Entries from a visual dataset
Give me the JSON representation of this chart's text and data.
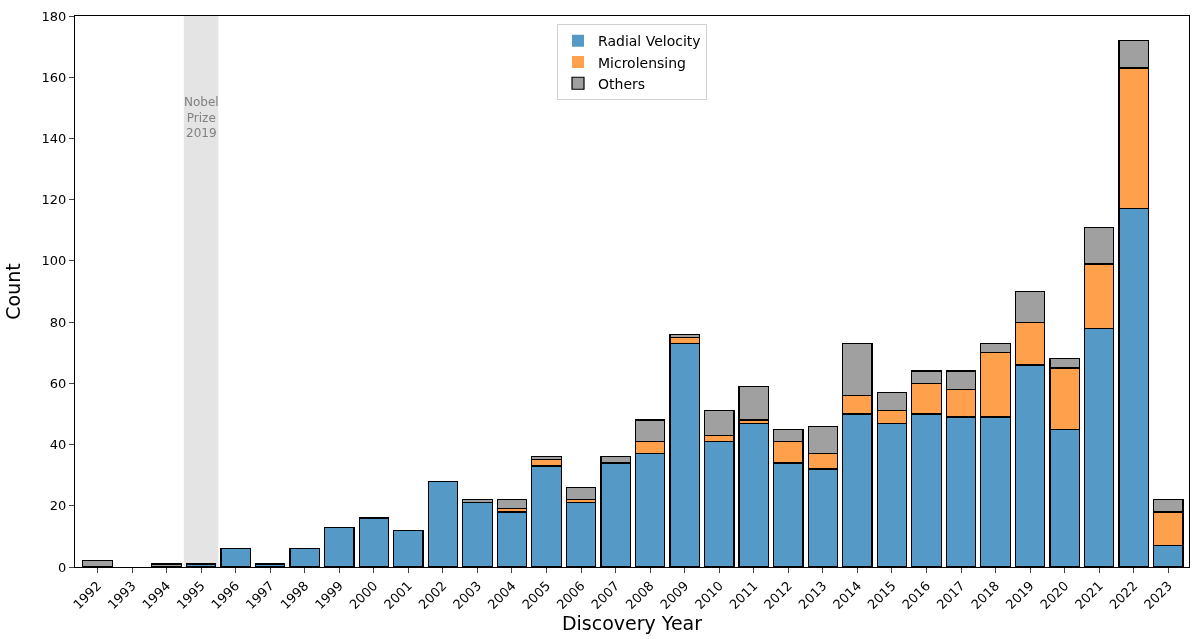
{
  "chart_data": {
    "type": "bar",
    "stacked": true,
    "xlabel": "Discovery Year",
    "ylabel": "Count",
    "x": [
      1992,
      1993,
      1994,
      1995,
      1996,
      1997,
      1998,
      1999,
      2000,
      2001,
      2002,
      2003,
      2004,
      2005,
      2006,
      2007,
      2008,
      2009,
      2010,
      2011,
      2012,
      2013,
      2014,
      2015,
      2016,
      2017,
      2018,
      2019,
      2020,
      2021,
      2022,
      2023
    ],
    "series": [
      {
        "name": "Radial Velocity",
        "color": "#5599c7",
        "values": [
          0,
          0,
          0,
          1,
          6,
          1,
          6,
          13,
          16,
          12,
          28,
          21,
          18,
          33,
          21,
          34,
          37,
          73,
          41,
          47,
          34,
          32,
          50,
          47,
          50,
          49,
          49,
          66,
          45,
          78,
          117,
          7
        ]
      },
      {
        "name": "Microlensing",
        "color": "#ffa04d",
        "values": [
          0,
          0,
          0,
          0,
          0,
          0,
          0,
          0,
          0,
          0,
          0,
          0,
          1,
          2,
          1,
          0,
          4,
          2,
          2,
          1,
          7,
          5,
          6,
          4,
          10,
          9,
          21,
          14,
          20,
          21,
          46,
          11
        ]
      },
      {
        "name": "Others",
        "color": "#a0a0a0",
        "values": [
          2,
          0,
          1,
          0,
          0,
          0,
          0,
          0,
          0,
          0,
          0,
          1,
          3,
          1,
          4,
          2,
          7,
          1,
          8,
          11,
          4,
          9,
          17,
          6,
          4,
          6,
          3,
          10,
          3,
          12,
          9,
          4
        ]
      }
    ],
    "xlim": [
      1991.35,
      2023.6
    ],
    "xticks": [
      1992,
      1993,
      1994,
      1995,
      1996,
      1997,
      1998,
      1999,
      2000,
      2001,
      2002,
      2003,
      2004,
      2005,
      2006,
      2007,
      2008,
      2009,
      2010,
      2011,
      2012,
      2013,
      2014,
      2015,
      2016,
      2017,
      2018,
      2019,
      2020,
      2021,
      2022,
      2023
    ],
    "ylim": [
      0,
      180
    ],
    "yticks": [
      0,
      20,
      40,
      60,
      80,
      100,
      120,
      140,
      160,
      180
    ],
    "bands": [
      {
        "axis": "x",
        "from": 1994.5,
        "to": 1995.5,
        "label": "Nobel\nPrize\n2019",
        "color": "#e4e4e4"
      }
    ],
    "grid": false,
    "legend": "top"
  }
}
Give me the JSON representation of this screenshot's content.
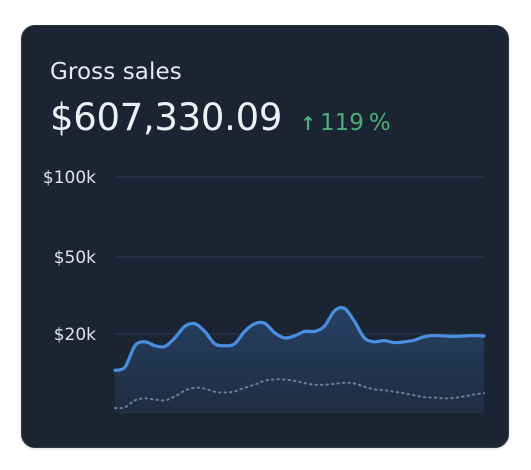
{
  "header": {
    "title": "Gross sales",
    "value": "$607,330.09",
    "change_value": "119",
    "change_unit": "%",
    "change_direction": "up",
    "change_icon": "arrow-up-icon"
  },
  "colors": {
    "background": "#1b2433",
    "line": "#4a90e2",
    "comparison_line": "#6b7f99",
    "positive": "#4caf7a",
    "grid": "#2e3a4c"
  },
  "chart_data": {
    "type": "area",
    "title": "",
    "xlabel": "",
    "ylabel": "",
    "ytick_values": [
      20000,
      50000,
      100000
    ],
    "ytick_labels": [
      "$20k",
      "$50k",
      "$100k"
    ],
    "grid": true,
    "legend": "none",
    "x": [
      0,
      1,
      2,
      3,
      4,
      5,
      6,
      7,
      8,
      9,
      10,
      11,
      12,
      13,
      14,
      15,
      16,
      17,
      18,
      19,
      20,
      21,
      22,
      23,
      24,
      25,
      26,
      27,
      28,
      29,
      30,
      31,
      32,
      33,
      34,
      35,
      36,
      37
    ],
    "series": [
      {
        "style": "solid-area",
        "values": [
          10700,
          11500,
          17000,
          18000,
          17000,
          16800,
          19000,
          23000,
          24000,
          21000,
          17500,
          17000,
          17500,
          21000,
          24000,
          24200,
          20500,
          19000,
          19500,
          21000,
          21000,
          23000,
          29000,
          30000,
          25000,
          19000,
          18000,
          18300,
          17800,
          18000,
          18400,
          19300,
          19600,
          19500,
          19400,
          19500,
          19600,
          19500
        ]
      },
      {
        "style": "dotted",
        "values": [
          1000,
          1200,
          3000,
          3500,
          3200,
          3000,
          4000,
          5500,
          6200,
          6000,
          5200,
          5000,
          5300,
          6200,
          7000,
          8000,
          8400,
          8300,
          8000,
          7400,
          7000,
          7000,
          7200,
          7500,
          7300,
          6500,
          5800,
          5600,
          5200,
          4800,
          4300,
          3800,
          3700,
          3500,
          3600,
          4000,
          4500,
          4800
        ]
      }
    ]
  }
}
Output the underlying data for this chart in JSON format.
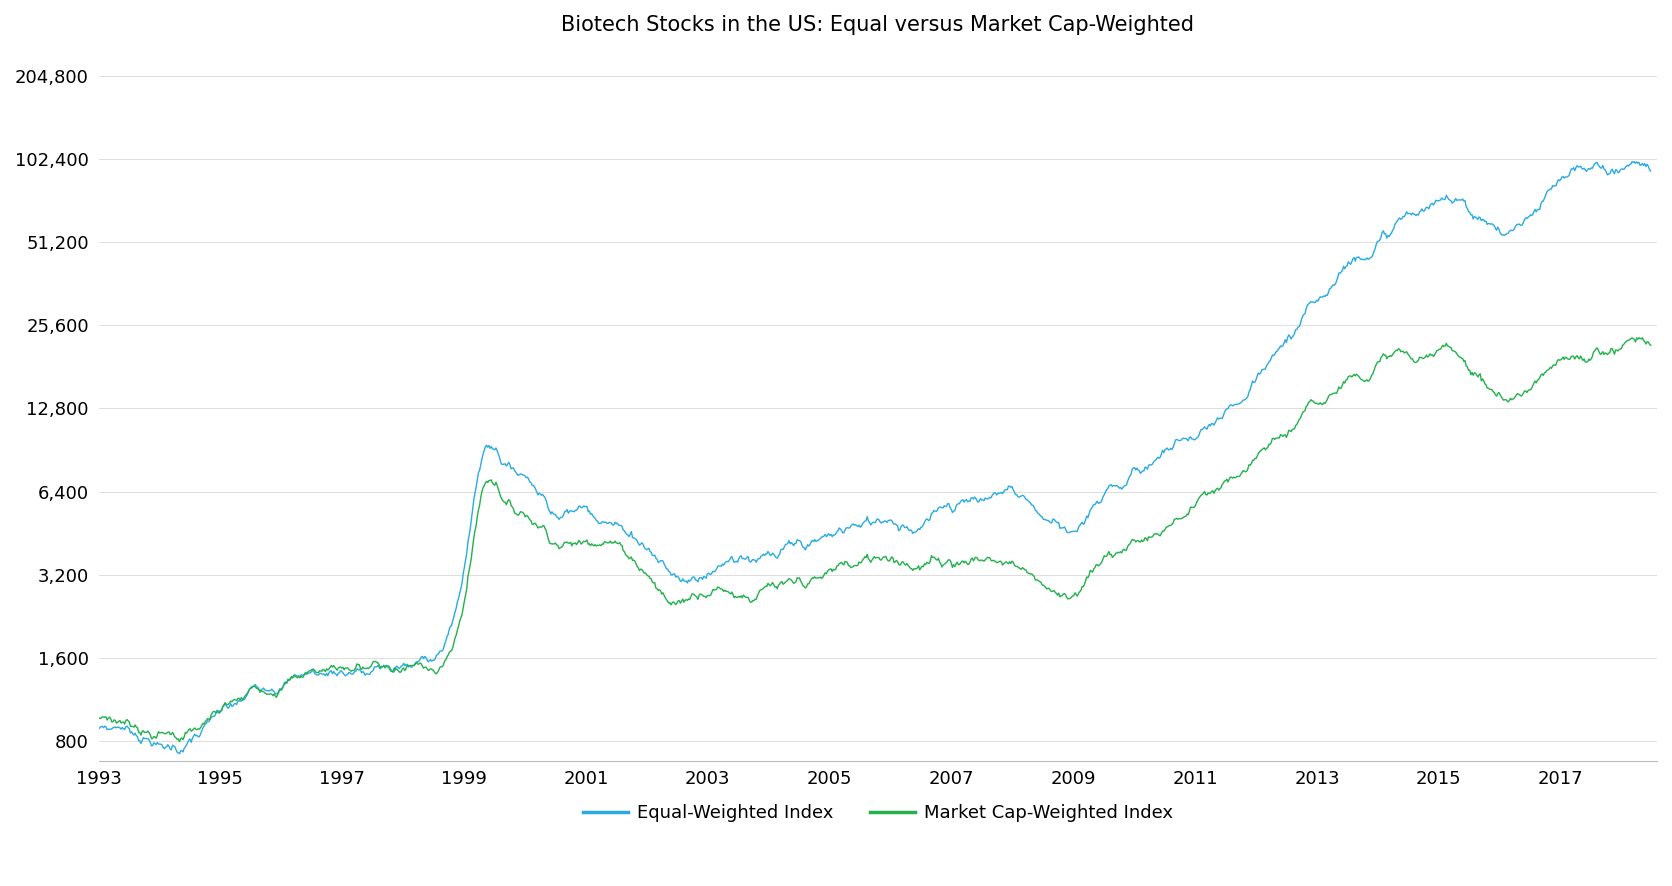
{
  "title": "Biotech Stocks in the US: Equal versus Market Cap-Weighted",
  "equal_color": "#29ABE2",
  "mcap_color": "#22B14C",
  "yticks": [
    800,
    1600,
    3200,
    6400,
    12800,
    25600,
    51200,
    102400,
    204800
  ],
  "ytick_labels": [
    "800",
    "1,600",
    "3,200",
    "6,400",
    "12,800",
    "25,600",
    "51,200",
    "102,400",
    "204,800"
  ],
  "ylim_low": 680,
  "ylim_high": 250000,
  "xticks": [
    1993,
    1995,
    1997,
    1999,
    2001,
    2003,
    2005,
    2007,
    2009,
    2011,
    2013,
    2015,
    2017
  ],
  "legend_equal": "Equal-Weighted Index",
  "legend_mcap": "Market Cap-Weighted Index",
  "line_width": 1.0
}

* [What is asked] Every line containing the string "Market" must be listed.

* [Output for this exercise]
  "title": "Biotech Stocks in the US: Equal versus Market Cap-Weighted",
  "legend_mcap": "Market Cap-Weighted Index",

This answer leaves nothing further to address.